**Given data:**
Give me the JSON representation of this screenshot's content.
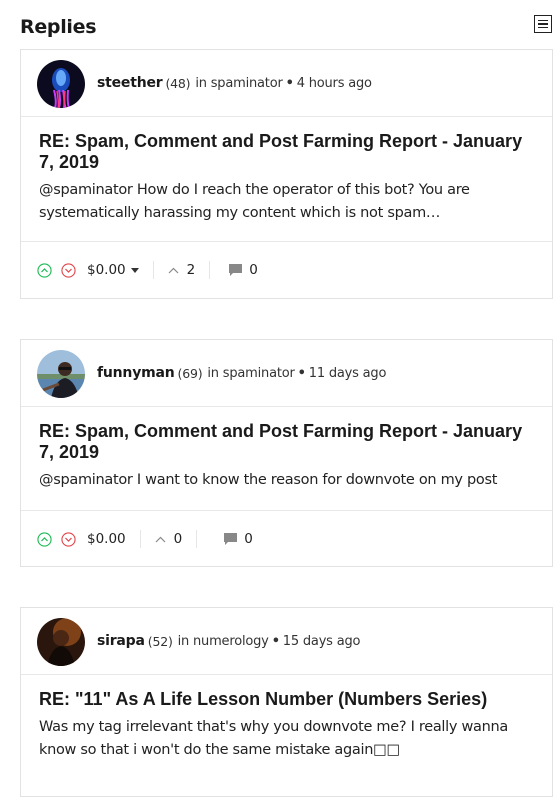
{
  "section_title": "Replies",
  "replies": [
    {
      "author": "steether",
      "reputation": "(48)",
      "community_prefix": "in",
      "community": "spaminator",
      "dot": "•",
      "age": "4 hours ago",
      "title": "RE: Spam, Comment and Post Farming Report - January 7, 2019",
      "body": "@spaminator How do I reach the operator of this bot? You are systematically harassing my content which is not spam…",
      "payout": "$0.00",
      "votes": "2",
      "comments": "0",
      "has_payout_dropdown": true
    },
    {
      "author": "funnyman",
      "reputation": "(69)",
      "community_prefix": "in",
      "community": "spaminator",
      "dot": "•",
      "age": "11 days ago",
      "title": "RE: Spam, Comment and Post Farming Report - January 7, 2019",
      "body": "@spaminator I want to know the reason for downvote on my post",
      "payout": "$0.00",
      "votes": "0",
      "comments": "0",
      "has_payout_dropdown": false
    },
    {
      "author": "sirapa",
      "reputation": "(52)",
      "community_prefix": "in",
      "community": "numerology",
      "dot": "•",
      "age": "15 days ago",
      "title": "RE: \"11\" As A Life Lesson Number (Numbers Series)",
      "body": "Was my tag irrelevant that's why you downvote me? I really wanna know so that i won't do the same mistake again□□"
    }
  ],
  "icons": {
    "menu": "hamburger-menu-icon",
    "upvote": "upvote-circle-icon",
    "downvote": "downvote-circle-icon",
    "votes": "chevron-up-icon",
    "comments": "comment-bubble-icon"
  },
  "colors": {
    "upvote": "#1db954",
    "downvote": "#e0464b",
    "border": "#e2e2e2"
  }
}
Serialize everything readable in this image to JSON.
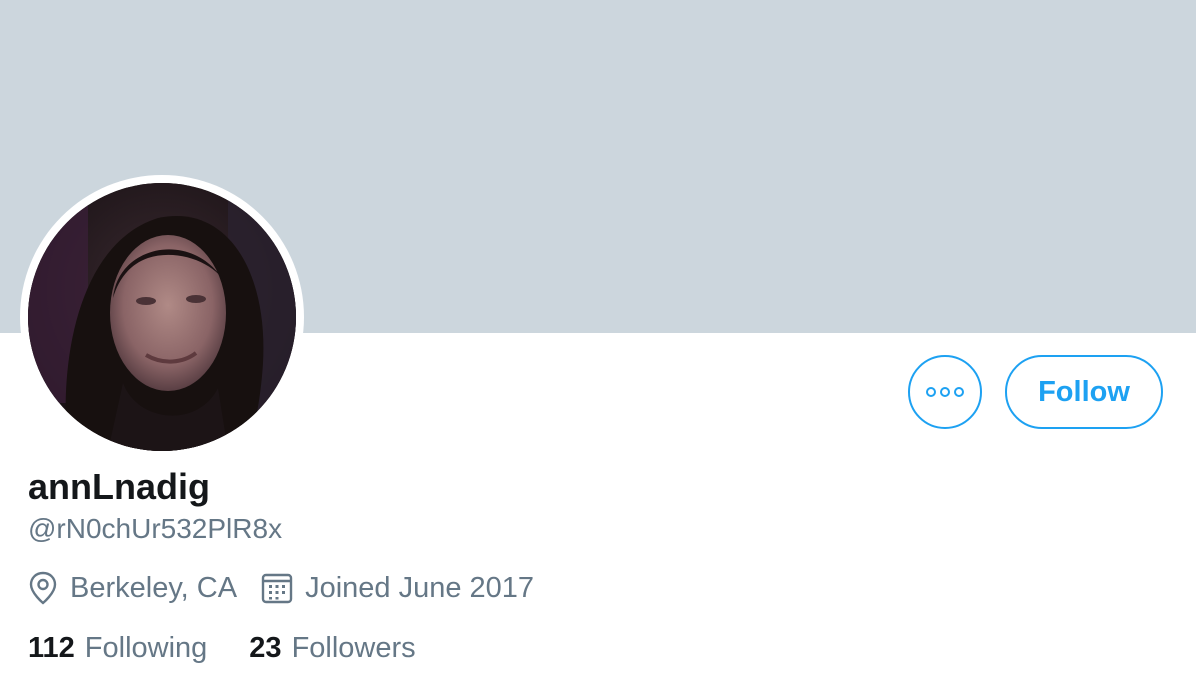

**What you need to do:**
Write the material out again exactly as it appears, dropping the pictures.

**Answer to this task:**
Give me the JSON representation of this screenshot's content.
{
  "section_title": "Replies",
  "replies": [
    {
      "author": "steether",
      "reputation": "(48)",
      "community_prefix": "in",
      "community": "spaminator",
      "dot": "•",
      "age": "4 hours ago",
      "title": "RE: Spam, Comment and Post Farming Report - January 7, 2019",
      "body": "@spaminator How do I reach the operator of this bot? You are systematically harassing my content which is not spam…",
      "payout": "$0.00",
      "votes": "2",
      "comments": "0",
      "has_payout_dropdown": true
    },
    {
      "author": "funnyman",
      "reputation": "(69)",
      "community_prefix": "in",
      "community": "spaminator",
      "dot": "•",
      "age": "11 days ago",
      "title": "RE: Spam, Comment and Post Farming Report - January 7, 2019",
      "body": "@spaminator I want to know the reason for downvote on my post",
      "payout": "$0.00",
      "votes": "0",
      "comments": "0",
      "has_payout_dropdown": false
    },
    {
      "author": "sirapa",
      "reputation": "(52)",
      "community_prefix": "in",
      "community": "numerology",
      "dot": "•",
      "age": "15 days ago",
      "title": "RE: \"11\" As A Life Lesson Number (Numbers Series)",
      "body": "Was my tag irrelevant that's why you downvote me? I really wanna know so that i won't do the same mistake again□□"
    }
  ],
  "icons": {
    "menu": "hamburger-menu-icon",
    "upvote": "upvote-circle-icon",
    "downvote": "downvote-circle-icon",
    "votes": "chevron-up-icon",
    "comments": "comment-bubble-icon"
  },
  "colors": {
    "upvote": "#1db954",
    "downvote": "#e0464b",
    "border": "#e2e2e2"
  }
}
Serialize everything readable in this image to JSON.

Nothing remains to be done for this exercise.